(Stored data)
##########

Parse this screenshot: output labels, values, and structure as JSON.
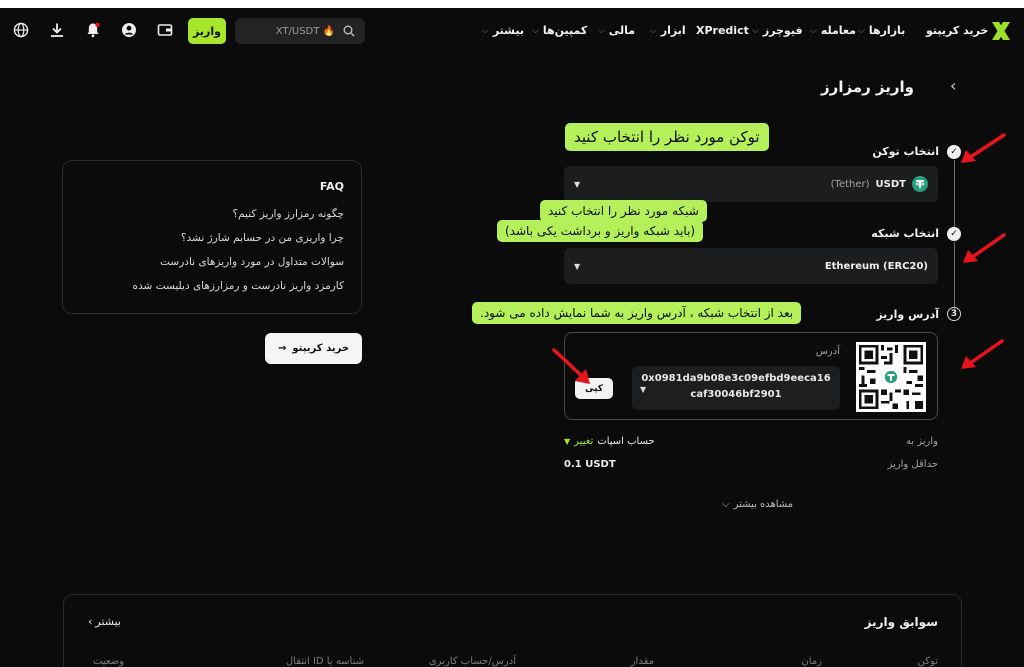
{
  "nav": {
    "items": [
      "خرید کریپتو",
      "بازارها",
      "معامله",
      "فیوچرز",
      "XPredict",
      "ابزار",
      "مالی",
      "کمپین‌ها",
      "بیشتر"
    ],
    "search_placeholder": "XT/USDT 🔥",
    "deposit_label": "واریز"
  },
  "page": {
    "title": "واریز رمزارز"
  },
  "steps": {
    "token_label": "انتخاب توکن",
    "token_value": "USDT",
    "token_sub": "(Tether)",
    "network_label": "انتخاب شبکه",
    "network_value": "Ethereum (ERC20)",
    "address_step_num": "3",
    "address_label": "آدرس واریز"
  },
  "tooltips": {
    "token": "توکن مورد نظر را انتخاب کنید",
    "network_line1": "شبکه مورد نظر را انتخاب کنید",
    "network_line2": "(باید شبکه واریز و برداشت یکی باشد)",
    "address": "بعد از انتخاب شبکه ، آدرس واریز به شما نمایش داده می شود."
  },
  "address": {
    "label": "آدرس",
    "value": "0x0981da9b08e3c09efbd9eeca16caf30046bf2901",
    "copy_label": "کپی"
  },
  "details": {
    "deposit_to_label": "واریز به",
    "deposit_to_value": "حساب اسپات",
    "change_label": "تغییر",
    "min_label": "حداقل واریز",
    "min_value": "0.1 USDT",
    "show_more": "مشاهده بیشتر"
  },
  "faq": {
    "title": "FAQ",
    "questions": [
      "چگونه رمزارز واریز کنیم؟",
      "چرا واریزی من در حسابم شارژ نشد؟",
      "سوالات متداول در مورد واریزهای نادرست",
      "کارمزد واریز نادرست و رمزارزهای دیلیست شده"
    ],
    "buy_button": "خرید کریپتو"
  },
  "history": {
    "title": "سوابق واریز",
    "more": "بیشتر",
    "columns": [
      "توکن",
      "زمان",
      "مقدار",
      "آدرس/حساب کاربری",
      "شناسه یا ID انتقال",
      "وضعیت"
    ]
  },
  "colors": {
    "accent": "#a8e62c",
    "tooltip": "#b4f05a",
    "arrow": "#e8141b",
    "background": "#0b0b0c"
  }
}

##########

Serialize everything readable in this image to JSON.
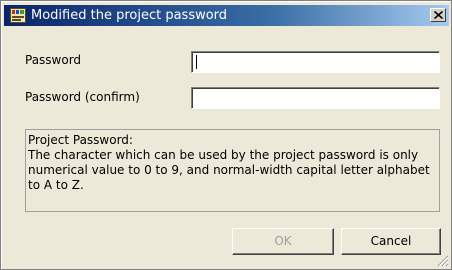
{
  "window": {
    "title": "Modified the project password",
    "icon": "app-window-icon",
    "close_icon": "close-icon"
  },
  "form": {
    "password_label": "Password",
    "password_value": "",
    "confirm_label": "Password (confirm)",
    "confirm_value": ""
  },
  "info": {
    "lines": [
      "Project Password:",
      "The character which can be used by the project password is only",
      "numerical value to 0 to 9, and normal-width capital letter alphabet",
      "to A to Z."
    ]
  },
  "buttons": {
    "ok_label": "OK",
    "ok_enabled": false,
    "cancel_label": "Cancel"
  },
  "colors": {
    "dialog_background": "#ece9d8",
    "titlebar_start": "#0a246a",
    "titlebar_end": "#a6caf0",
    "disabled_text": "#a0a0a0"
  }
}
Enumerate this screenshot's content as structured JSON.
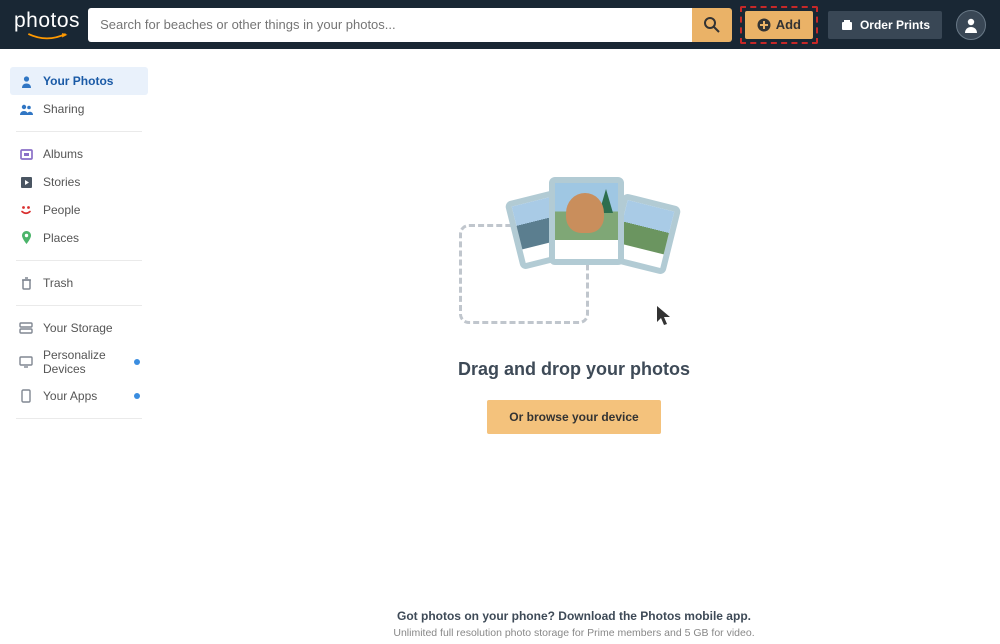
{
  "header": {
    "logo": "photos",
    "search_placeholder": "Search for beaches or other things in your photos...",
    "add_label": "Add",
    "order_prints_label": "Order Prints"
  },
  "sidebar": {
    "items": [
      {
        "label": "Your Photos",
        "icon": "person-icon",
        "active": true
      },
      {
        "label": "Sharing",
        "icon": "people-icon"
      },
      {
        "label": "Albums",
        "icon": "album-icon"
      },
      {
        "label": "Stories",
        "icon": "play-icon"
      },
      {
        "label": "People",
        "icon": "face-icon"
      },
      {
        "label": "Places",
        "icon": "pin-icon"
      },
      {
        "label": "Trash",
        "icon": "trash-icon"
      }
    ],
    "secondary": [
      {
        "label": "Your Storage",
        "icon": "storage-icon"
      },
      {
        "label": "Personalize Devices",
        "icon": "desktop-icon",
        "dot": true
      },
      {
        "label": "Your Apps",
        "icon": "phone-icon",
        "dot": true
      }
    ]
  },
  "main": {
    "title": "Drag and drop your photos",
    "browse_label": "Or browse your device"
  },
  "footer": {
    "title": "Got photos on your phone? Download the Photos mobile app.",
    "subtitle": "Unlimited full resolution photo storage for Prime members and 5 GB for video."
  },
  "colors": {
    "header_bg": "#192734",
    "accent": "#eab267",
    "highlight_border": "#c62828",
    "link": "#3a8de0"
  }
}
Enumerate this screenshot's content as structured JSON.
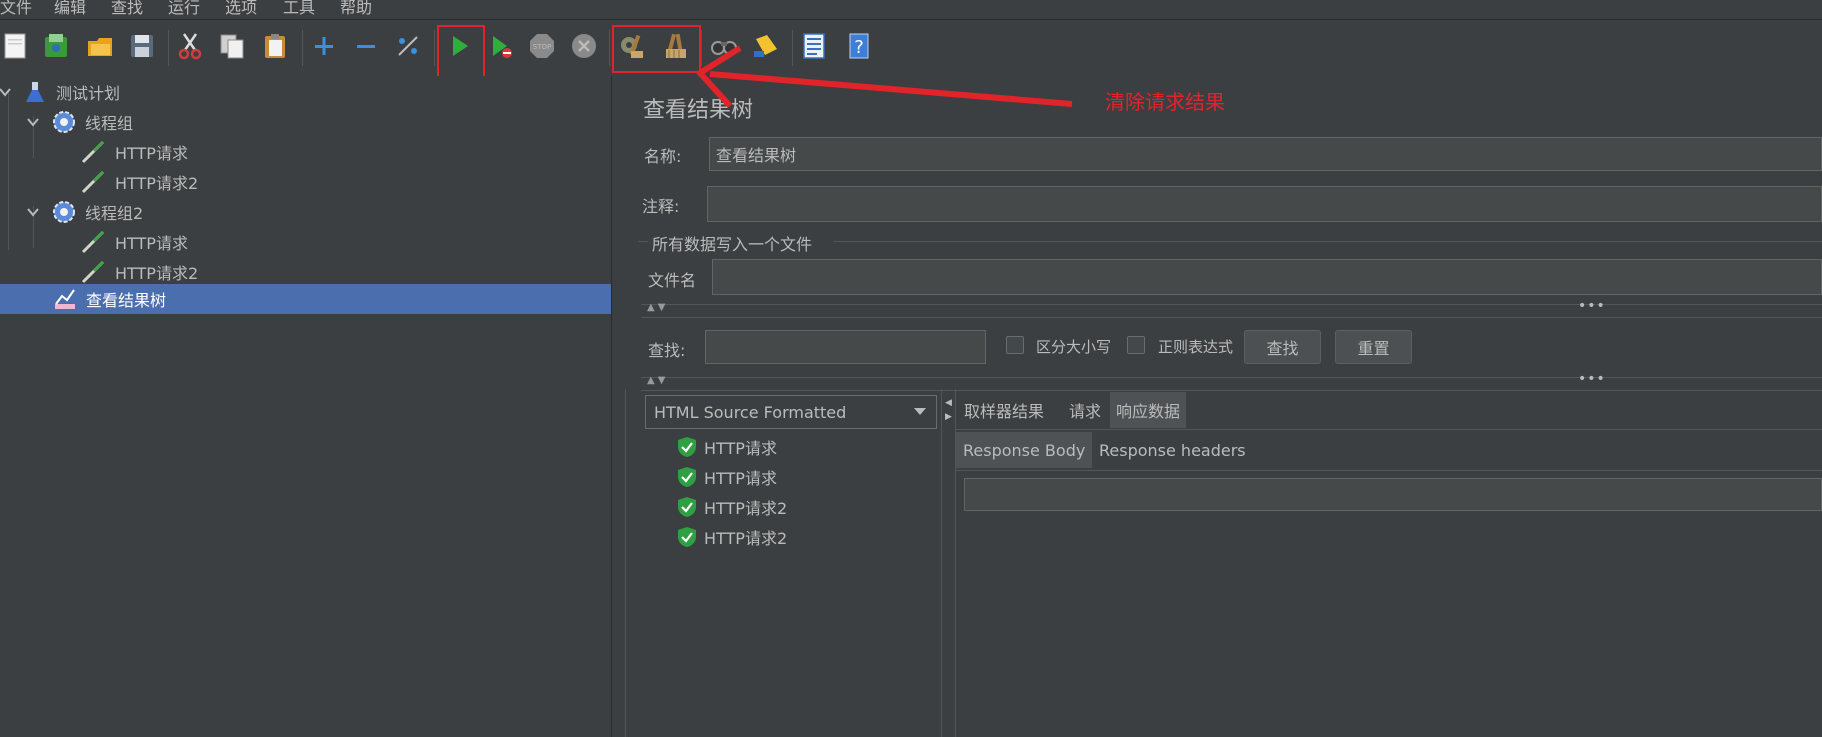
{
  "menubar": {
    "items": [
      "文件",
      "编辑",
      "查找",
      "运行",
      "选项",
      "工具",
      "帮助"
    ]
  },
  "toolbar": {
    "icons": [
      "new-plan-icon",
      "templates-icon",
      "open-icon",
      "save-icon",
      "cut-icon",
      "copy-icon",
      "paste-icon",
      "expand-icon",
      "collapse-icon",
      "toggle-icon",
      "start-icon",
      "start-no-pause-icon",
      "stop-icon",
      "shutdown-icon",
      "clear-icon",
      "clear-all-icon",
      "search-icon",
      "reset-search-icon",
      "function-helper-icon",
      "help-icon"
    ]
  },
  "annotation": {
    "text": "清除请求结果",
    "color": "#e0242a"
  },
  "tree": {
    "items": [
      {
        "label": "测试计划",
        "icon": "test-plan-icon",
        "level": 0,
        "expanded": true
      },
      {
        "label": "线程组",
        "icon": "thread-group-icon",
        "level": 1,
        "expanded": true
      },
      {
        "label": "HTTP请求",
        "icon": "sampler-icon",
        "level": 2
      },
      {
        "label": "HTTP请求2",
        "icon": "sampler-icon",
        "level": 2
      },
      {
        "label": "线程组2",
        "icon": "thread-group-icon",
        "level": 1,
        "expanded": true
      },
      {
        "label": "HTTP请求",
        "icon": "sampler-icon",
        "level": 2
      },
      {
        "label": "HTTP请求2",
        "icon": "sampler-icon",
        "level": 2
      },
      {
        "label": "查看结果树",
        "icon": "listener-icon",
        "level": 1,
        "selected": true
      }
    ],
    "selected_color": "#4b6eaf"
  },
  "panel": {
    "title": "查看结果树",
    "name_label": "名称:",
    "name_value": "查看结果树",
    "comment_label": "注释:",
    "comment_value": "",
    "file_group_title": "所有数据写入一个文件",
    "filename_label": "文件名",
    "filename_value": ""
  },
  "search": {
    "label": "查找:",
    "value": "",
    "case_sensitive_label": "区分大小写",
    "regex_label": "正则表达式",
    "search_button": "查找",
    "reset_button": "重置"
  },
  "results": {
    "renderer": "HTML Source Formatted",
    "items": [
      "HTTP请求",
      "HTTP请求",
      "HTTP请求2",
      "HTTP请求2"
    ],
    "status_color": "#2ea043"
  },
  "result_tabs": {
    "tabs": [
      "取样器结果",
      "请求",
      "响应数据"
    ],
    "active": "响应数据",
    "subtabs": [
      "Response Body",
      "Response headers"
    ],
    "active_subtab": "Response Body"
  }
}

##########

> SET PROBLEM: Select the lines in this material that hold the word "نادرست", leaving none out.

> WRITTEN SOLUTION:
      "سوالات متداول در مورد واریزهای نادرست",
      "کارمزد واریز نادرست و رمزارزهای دیلیست شده"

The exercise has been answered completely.